◆ **What the task asks**
Transcribe everything in the data word for word. Pictures are left out.

◆ **Stored records**
— Start —
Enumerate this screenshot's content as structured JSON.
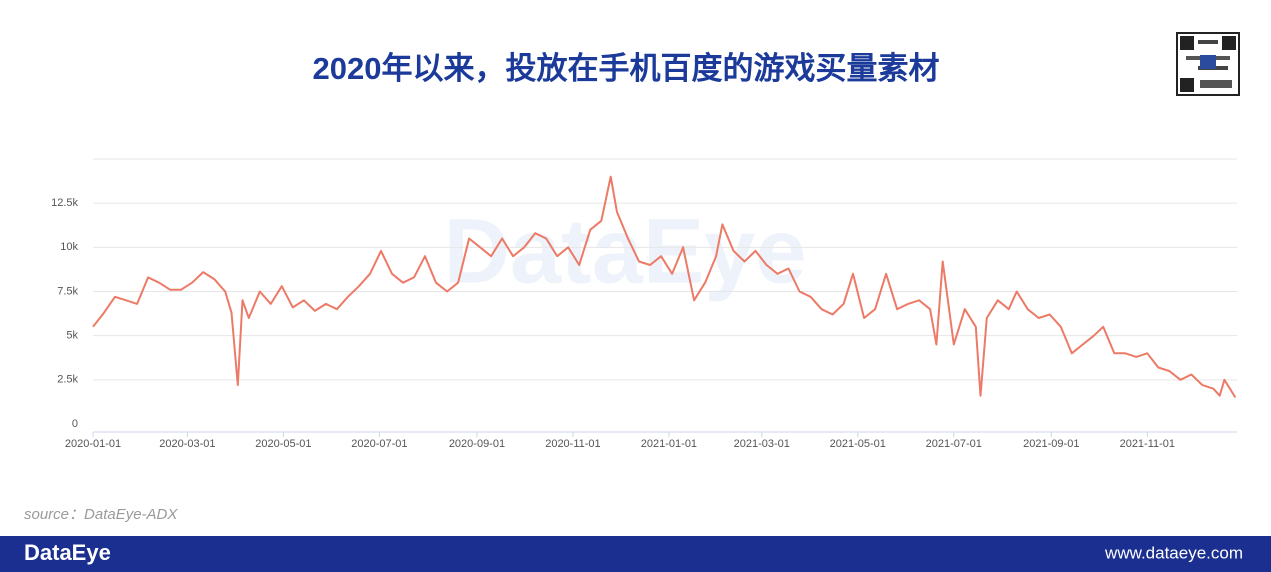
{
  "chart_data": {
    "type": "line",
    "title": "2020年以来，投放在手机百度的游戏买量素材",
    "watermark": "DataEye",
    "color": "#ec7a67",
    "x": [
      "2020-01-01",
      "2020-01-08",
      "2020-01-15",
      "2020-01-22",
      "2020-01-29",
      "2020-02-05",
      "2020-02-12",
      "2020-02-19",
      "2020-02-26",
      "2020-03-04",
      "2020-03-11",
      "2020-03-18",
      "2020-03-25",
      "2020-03-29",
      "2020-04-02",
      "2020-04-05",
      "2020-04-09",
      "2020-04-16",
      "2020-04-23",
      "2020-04-30",
      "2020-05-07",
      "2020-05-14",
      "2020-05-21",
      "2020-05-28",
      "2020-06-04",
      "2020-06-11",
      "2020-06-18",
      "2020-06-25",
      "2020-07-02",
      "2020-07-09",
      "2020-07-16",
      "2020-07-23",
      "2020-07-30",
      "2020-08-06",
      "2020-08-13",
      "2020-08-20",
      "2020-08-27",
      "2020-09-03",
      "2020-09-10",
      "2020-09-17",
      "2020-09-24",
      "2020-10-01",
      "2020-10-08",
      "2020-10-15",
      "2020-10-22",
      "2020-10-29",
      "2020-11-05",
      "2020-11-12",
      "2020-11-19",
      "2020-11-25",
      "2020-11-29",
      "2020-12-06",
      "2020-12-13",
      "2020-12-20",
      "2020-12-27",
      "2021-01-03",
      "2021-01-10",
      "2021-01-17",
      "2021-01-24",
      "2021-01-31",
      "2021-02-04",
      "2021-02-11",
      "2021-02-18",
      "2021-02-25",
      "2021-03-04",
      "2021-03-11",
      "2021-03-18",
      "2021-03-25",
      "2021-04-01",
      "2021-04-08",
      "2021-04-15",
      "2021-04-22",
      "2021-04-28",
      "2021-05-05",
      "2021-05-12",
      "2021-05-19",
      "2021-05-26",
      "2021-06-02",
      "2021-06-09",
      "2021-06-16",
      "2021-06-20",
      "2021-06-24",
      "2021-07-01",
      "2021-07-08",
      "2021-07-15",
      "2021-07-18",
      "2021-07-22",
      "2021-07-29",
      "2021-08-05",
      "2021-08-10",
      "2021-08-17",
      "2021-08-24",
      "2021-08-31",
      "2021-09-07",
      "2021-09-14",
      "2021-09-21",
      "2021-09-28",
      "2021-10-04",
      "2021-10-11",
      "2021-10-18",
      "2021-10-25",
      "2021-11-01",
      "2021-11-08",
      "2021-11-15",
      "2021-11-22",
      "2021-11-29",
      "2021-12-06",
      "2021-12-13",
      "2021-12-17",
      "2021-12-20",
      "2021-12-27"
    ],
    "values": [
      5500,
      6300,
      7200,
      7000,
      6800,
      8300,
      8000,
      7600,
      7600,
      8000,
      8600,
      8200,
      7500,
      6300,
      2200,
      7000,
      6000,
      7500,
      6800,
      7800,
      6600,
      7000,
      6400,
      6800,
      6500,
      7200,
      7800,
      8500,
      9800,
      8500,
      8000,
      8300,
      9500,
      8000,
      7500,
      8000,
      10500,
      10000,
      9500,
      10500,
      9500,
      10000,
      10800,
      10500,
      9500,
      10000,
      9000,
      11000,
      11500,
      14000,
      12000,
      10500,
      9200,
      9000,
      9500,
      8500,
      10000,
      7000,
      8000,
      9500,
      11300,
      9800,
      9200,
      9800,
      9000,
      8500,
      8800,
      7500,
      7200,
      6500,
      6200,
      6800,
      8500,
      6000,
      6500,
      8500,
      6500,
      6800,
      7000,
      6500,
      4500,
      9200,
      4500,
      6500,
      5500,
      1600,
      6000,
      7000,
      6500,
      7500,
      6500,
      6000,
      6200,
      5500,
      4000,
      4500,
      5000,
      5500,
      4000,
      4000,
      3800,
      4000,
      3200,
      3000,
      2500,
      2800,
      2200,
      2000,
      1600,
      2500,
      1500
    ],
    "xlim": [
      "2020-01-01",
      "2021-12-28"
    ],
    "xticks": [
      "2020-01-01",
      "2020-03-01",
      "2020-05-01",
      "2020-07-01",
      "2020-09-01",
      "2020-11-01",
      "2021-01-01",
      "2021-03-01",
      "2021-05-01",
      "2021-07-01",
      "2021-09-01",
      "2021-11-01"
    ],
    "ylim": [
      0,
      15000
    ],
    "yticks": [
      0,
      {
        "value": 2500,
        "label": "2.5k"
      },
      {
        "value": 5000,
        "label": "5k"
      },
      {
        "value": 7500,
        "label": "7.5k"
      },
      {
        "value": 10000,
        "label": "10k"
      },
      {
        "value": 12500,
        "label": "12.5k"
      }
    ],
    "grid": true
  },
  "source": "source：DataEye-ADX",
  "footer": {
    "brand": "DataEye",
    "url": "www.dataeye.com"
  }
}
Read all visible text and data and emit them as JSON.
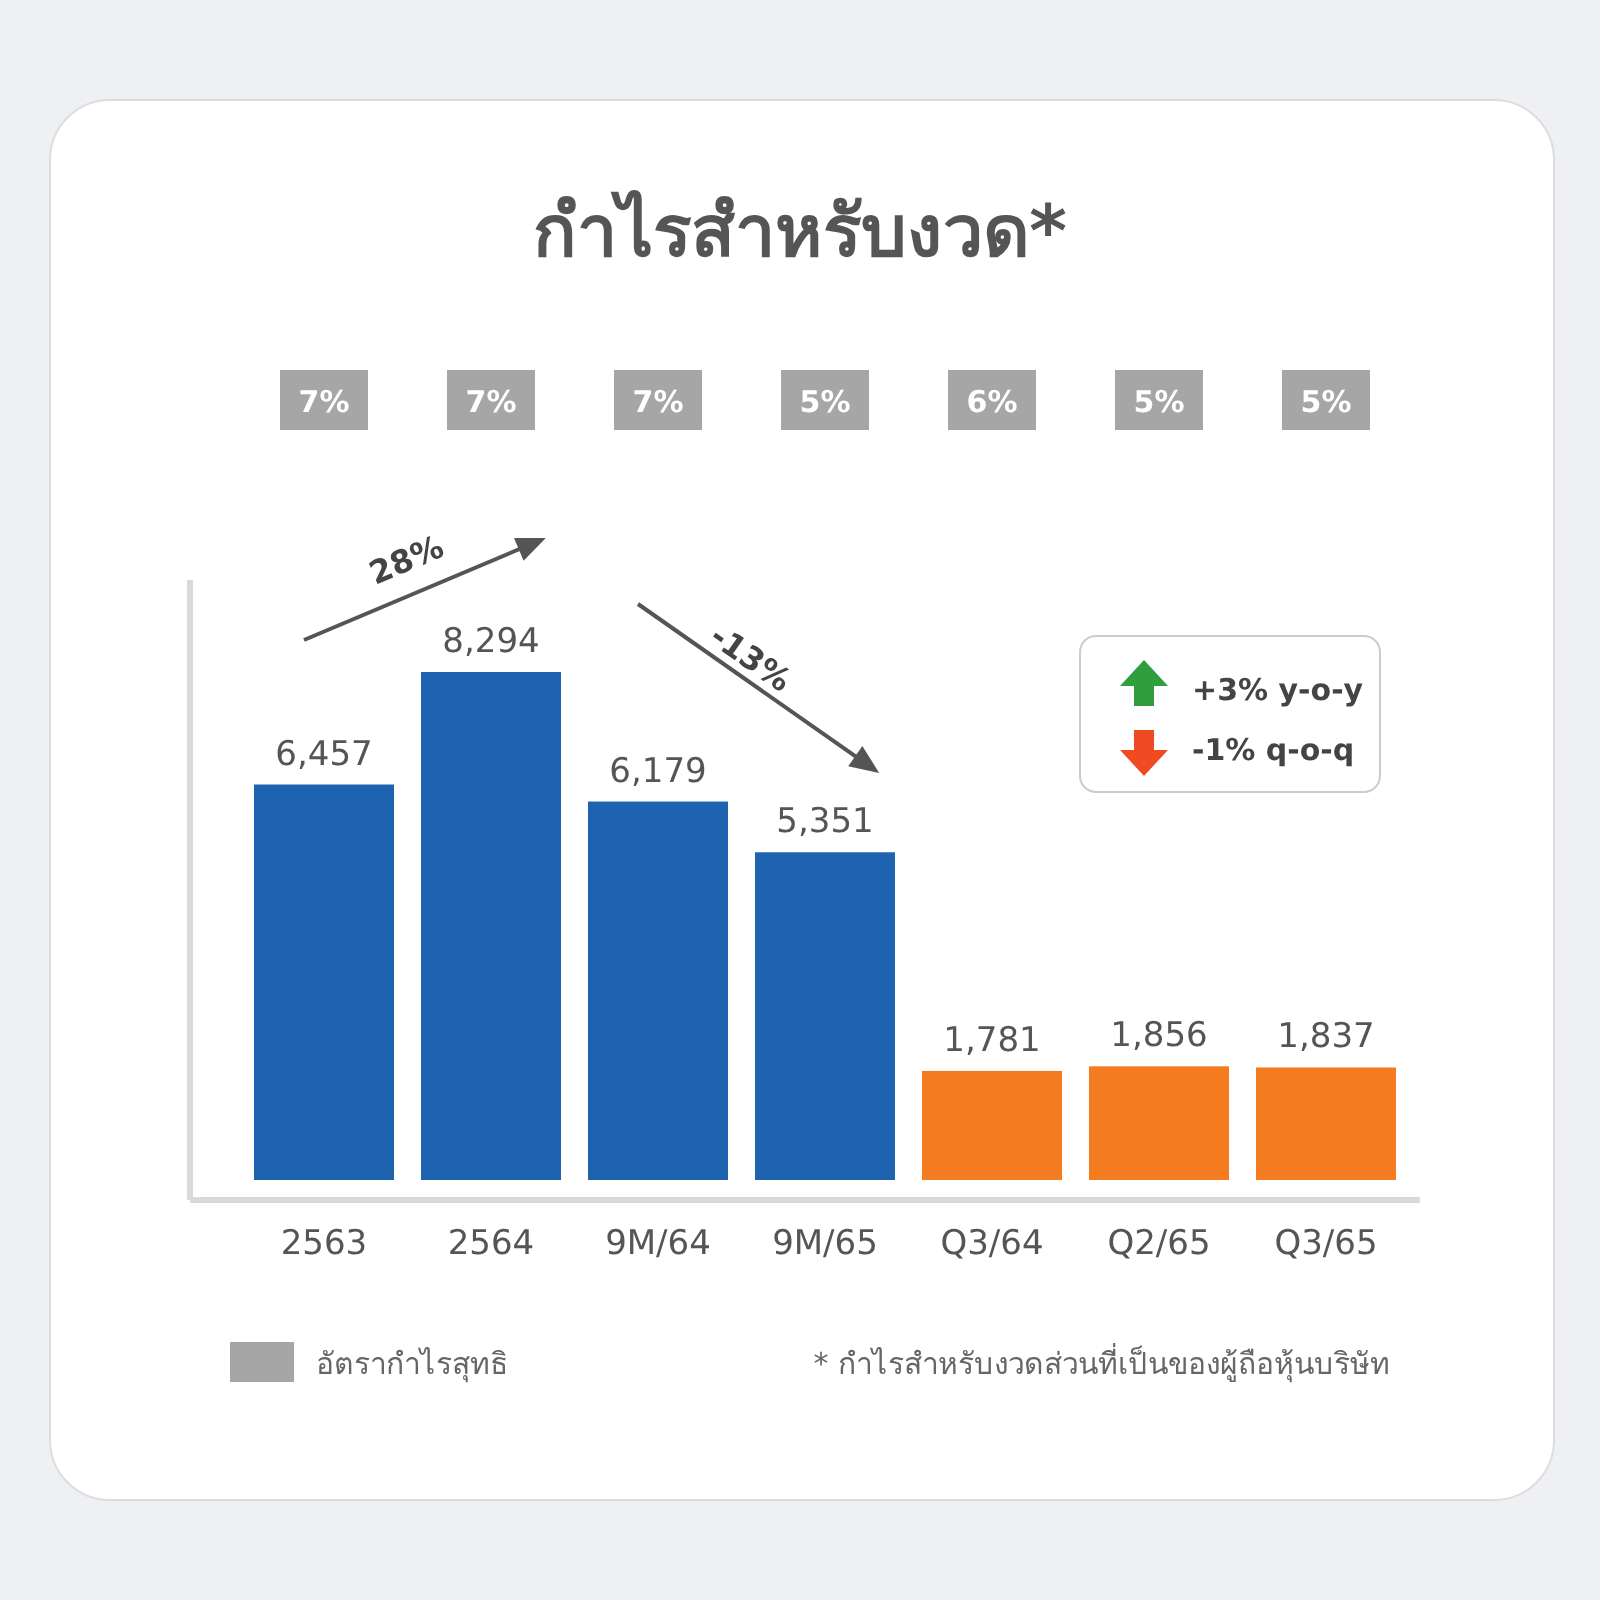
— End —
◆ **Reply**
Enumerate this screenshot's content as structured JSON.
{
  "chart_data": {
    "type": "line",
    "title": "2020年以来，投放在手机百度的游戏买量素材",
    "watermark": "DataEye",
    "color": "#ec7a67",
    "x": [
      "2020-01-01",
      "2020-01-08",
      "2020-01-15",
      "2020-01-22",
      "2020-01-29",
      "2020-02-05",
      "2020-02-12",
      "2020-02-19",
      "2020-02-26",
      "2020-03-04",
      "2020-03-11",
      "2020-03-18",
      "2020-03-25",
      "2020-03-29",
      "2020-04-02",
      "2020-04-05",
      "2020-04-09",
      "2020-04-16",
      "2020-04-23",
      "2020-04-30",
      "2020-05-07",
      "2020-05-14",
      "2020-05-21",
      "2020-05-28",
      "2020-06-04",
      "2020-06-11",
      "2020-06-18",
      "2020-06-25",
      "2020-07-02",
      "2020-07-09",
      "2020-07-16",
      "2020-07-23",
      "2020-07-30",
      "2020-08-06",
      "2020-08-13",
      "2020-08-20",
      "2020-08-27",
      "2020-09-03",
      "2020-09-10",
      "2020-09-17",
      "2020-09-24",
      "2020-10-01",
      "2020-10-08",
      "2020-10-15",
      "2020-10-22",
      "2020-10-29",
      "2020-11-05",
      "2020-11-12",
      "2020-11-19",
      "2020-11-25",
      "2020-11-29",
      "2020-12-06",
      "2020-12-13",
      "2020-12-20",
      "2020-12-27",
      "2021-01-03",
      "2021-01-10",
      "2021-01-17",
      "2021-01-24",
      "2021-01-31",
      "2021-02-04",
      "2021-02-11",
      "2021-02-18",
      "2021-02-25",
      "2021-03-04",
      "2021-03-11",
      "2021-03-18",
      "2021-03-25",
      "2021-04-01",
      "2021-04-08",
      "2021-04-15",
      "2021-04-22",
      "2021-04-28",
      "2021-05-05",
      "2021-05-12",
      "2021-05-19",
      "2021-05-26",
      "2021-06-02",
      "2021-06-09",
      "2021-06-16",
      "2021-06-20",
      "2021-06-24",
      "2021-07-01",
      "2021-07-08",
      "2021-07-15",
      "2021-07-18",
      "2021-07-22",
      "2021-07-29",
      "2021-08-05",
      "2021-08-10",
      "2021-08-17",
      "2021-08-24",
      "2021-08-31",
      "2021-09-07",
      "2021-09-14",
      "2021-09-21",
      "2021-09-28",
      "2021-10-04",
      "2021-10-11",
      "2021-10-18",
      "2021-10-25",
      "2021-11-01",
      "2021-11-08",
      "2021-11-15",
      "2021-11-22",
      "2021-11-29",
      "2021-12-06",
      "2021-12-13",
      "2021-12-17",
      "2021-12-20",
      "2021-12-27"
    ],
    "values": [
      5500,
      6300,
      7200,
      7000,
      6800,
      8300,
      8000,
      7600,
      7600,
      8000,
      8600,
      8200,
      7500,
      6300,
      2200,
      7000,
      6000,
      7500,
      6800,
      7800,
      6600,
      7000,
      6400,
      6800,
      6500,
      7200,
      7800,
      8500,
      9800,
      8500,
      8000,
      8300,
      9500,
      8000,
      7500,
      8000,
      10500,
      10000,
      9500,
      10500,
      9500,
      10000,
      10800,
      10500,
      9500,
      10000,
      9000,
      11000,
      11500,
      14000,
      12000,
      10500,
      9200,
      9000,
      9500,
      8500,
      10000,
      7000,
      8000,
      9500,
      11300,
      9800,
      9200,
      9800,
      9000,
      8500,
      8800,
      7500,
      7200,
      6500,
      6200,
      6800,
      8500,
      6000,
      6500,
      8500,
      6500,
      6800,
      7000,
      6500,
      4500,
      9200,
      4500,
      6500,
      5500,
      1600,
      6000,
      7000,
      6500,
      7500,
      6500,
      6000,
      6200,
      5500,
      4000,
      4500,
      5000,
      5500,
      4000,
      4000,
      3800,
      4000,
      3200,
      3000,
      2500,
      2800,
      2200,
      2000,
      1600,
      2500,
      1500
    ],
    "xlim": [
      "2020-01-01",
      "2021-12-28"
    ],
    "xticks": [
      "2020-01-01",
      "2020-03-01",
      "2020-05-01",
      "2020-07-01",
      "2020-09-01",
      "2020-11-01",
      "2021-01-01",
      "2021-03-01",
      "2021-05-01",
      "2021-07-01",
      "2021-09-01",
      "2021-11-01"
    ],
    "ylim": [
      0,
      15000
    ],
    "yticks": [
      0,
      {
        "value": 2500,
        "label": "2.5k"
      },
      {
        "value": 5000,
        "label": "5k"
      },
      {
        "value": 7500,
        "label": "7.5k"
      },
      {
        "value": 10000,
        "label": "10k"
      },
      {
        "value": 12500,
        "label": "12.5k"
      }
    ],
    "grid": true
  },
  "source": "source：DataEye-ADX",
  "footer": {
    "brand": "DataEye",
    "url": "www.dataeye.com"
  }
}
Read all visible text and data and emit them as JSON.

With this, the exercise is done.